(Stored data)
○ ○ ○ ○

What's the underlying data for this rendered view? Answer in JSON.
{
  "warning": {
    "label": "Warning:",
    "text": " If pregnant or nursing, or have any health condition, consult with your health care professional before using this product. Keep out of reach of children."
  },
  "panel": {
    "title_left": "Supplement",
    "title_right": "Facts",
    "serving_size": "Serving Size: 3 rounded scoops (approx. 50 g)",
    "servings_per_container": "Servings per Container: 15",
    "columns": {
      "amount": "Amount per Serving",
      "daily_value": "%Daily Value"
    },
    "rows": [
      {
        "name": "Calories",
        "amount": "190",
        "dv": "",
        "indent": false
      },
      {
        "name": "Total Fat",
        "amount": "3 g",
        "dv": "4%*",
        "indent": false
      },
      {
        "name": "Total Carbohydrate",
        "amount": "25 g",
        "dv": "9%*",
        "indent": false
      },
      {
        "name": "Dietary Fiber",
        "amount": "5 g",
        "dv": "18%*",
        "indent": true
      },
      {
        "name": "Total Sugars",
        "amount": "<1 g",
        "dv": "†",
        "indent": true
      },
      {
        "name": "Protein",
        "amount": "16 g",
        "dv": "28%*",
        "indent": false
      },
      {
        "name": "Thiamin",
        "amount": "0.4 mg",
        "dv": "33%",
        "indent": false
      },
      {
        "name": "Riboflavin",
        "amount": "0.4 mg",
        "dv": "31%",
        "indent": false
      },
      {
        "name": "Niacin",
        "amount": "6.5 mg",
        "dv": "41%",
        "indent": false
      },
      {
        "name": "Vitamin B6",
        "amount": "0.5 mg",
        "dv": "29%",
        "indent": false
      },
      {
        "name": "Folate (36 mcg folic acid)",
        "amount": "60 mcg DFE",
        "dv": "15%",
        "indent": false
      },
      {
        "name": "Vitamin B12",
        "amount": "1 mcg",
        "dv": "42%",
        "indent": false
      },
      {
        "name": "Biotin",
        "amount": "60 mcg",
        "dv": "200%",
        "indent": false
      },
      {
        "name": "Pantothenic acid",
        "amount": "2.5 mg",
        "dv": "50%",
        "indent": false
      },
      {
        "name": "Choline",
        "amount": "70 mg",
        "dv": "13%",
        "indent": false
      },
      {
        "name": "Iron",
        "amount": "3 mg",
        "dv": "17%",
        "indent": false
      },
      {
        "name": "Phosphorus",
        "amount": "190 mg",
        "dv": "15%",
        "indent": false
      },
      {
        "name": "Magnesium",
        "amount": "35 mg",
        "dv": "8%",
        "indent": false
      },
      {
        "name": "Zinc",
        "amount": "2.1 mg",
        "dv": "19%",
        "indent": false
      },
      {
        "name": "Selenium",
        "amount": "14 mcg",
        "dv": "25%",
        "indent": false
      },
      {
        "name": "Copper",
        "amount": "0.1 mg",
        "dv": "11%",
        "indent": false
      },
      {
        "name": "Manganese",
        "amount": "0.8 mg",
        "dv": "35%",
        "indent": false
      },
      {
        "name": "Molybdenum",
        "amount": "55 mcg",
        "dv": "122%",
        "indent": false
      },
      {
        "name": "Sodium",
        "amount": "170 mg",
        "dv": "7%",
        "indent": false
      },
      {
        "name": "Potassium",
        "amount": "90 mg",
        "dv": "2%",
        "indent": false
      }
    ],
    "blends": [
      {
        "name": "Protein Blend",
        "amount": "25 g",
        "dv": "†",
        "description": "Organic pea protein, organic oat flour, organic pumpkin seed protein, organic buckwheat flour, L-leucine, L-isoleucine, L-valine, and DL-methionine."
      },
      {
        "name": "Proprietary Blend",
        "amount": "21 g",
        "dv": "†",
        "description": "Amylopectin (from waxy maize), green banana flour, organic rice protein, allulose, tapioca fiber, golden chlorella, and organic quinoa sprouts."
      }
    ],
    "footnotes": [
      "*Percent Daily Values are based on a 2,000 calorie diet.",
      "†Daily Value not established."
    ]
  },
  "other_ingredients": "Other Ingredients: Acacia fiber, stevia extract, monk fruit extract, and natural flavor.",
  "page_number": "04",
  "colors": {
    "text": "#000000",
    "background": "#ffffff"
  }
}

○ ○ ○ ○

WHAT THE TASK REQUIRES: Transcribe the data above so that every line matches exactly.

ANSWER SECTION:
What's the underlying data for this rendered view? Answer in JSON.
{
  "warning": {
    "label": "Warning:",
    "text": " If pregnant or nursing, or have any health condition, consult with your health care professional before using this product. Keep out of reach of children."
  },
  "panel": {
    "title_left": "Supplement",
    "title_right": "Facts",
    "serving_size": "Serving Size: 3 rounded scoops (approx. 50 g)",
    "servings_per_container": "Servings per Container: 15",
    "columns": {
      "amount": "Amount per Serving",
      "daily_value": "%Daily Value"
    },
    "rows": [
      {
        "name": "Calories",
        "amount": "190",
        "dv": "",
        "indent": false
      },
      {
        "name": "Total Fat",
        "amount": "3 g",
        "dv": "4%*",
        "indent": false
      },
      {
        "name": "Total Carbohydrate",
        "amount": "25 g",
        "dv": "9%*",
        "indent": false
      },
      {
        "name": "Dietary Fiber",
        "amount": "5 g",
        "dv": "18%*",
        "indent": true
      },
      {
        "name": "Total Sugars",
        "amount": "<1 g",
        "dv": "†",
        "indent": true
      },
      {
        "name": "Protein",
        "amount": "16 g",
        "dv": "28%*",
        "indent": false
      },
      {
        "name": "Thiamin",
        "amount": "0.4 mg",
        "dv": "33%",
        "indent": false
      },
      {
        "name": "Riboflavin",
        "amount": "0.4 mg",
        "dv": "31%",
        "indent": false
      },
      {
        "name": "Niacin",
        "amount": "6.5 mg",
        "dv": "41%",
        "indent": false
      },
      {
        "name": "Vitamin B6",
        "amount": "0.5 mg",
        "dv": "29%",
        "indent": false
      },
      {
        "name": "Folate (36 mcg folic acid)",
        "amount": "60 mcg DFE",
        "dv": "15%",
        "indent": false
      },
      {
        "name": "Vitamin B12",
        "amount": "1 mcg",
        "dv": "42%",
        "indent": false
      },
      {
        "name": "Biotin",
        "amount": "60 mcg",
        "dv": "200%",
        "indent": false
      },
      {
        "name": "Pantothenic acid",
        "amount": "2.5 mg",
        "dv": "50%",
        "indent": false
      },
      {
        "name": "Choline",
        "amount": "70 mg",
        "dv": "13%",
        "indent": false
      },
      {
        "name": "Iron",
        "amount": "3 mg",
        "dv": "17%",
        "indent": false
      },
      {
        "name": "Phosphorus",
        "amount": "190 mg",
        "dv": "15%",
        "indent": false
      },
      {
        "name": "Magnesium",
        "amount": "35 mg",
        "dv": "8%",
        "indent": false
      },
      {
        "name": "Zinc",
        "amount": "2.1 mg",
        "dv": "19%",
        "indent": false
      },
      {
        "name": "Selenium",
        "amount": "14 mcg",
        "dv": "25%",
        "indent": false
      },
      {
        "name": "Copper",
        "amount": "0.1 mg",
        "dv": "11%",
        "indent": false
      },
      {
        "name": "Manganese",
        "amount": "0.8 mg",
        "dv": "35%",
        "indent": false
      },
      {
        "name": "Molybdenum",
        "amount": "55 mcg",
        "dv": "122%",
        "indent": false
      },
      {
        "name": "Sodium",
        "amount": "170 mg",
        "dv": "7%",
        "indent": false
      },
      {
        "name": "Potassium",
        "amount": "90 mg",
        "dv": "2%",
        "indent": false
      }
    ],
    "blends": [
      {
        "name": "Protein Blend",
        "amount": "25 g",
        "dv": "†",
        "description": "Organic pea protein, organic oat flour, organic pumpkin seed protein, organic buckwheat flour, L-leucine, L-isoleucine, L-valine, and DL-methionine."
      },
      {
        "name": "Proprietary Blend",
        "amount": "21 g",
        "dv": "†",
        "description": "Amylopectin (from waxy maize), green banana flour, organic rice protein, allulose, tapioca fiber, golden chlorella, and organic quinoa sprouts."
      }
    ],
    "footnotes": [
      "*Percent Daily Values are based on a 2,000 calorie diet.",
      "†Daily Value not established."
    ]
  },
  "other_ingredients": "Other Ingredients: Acacia fiber, stevia extract, monk fruit extract, and natural flavor.",
  "page_number": "04",
  "colors": {
    "text": "#000000",
    "background": "#ffffff"
  }
}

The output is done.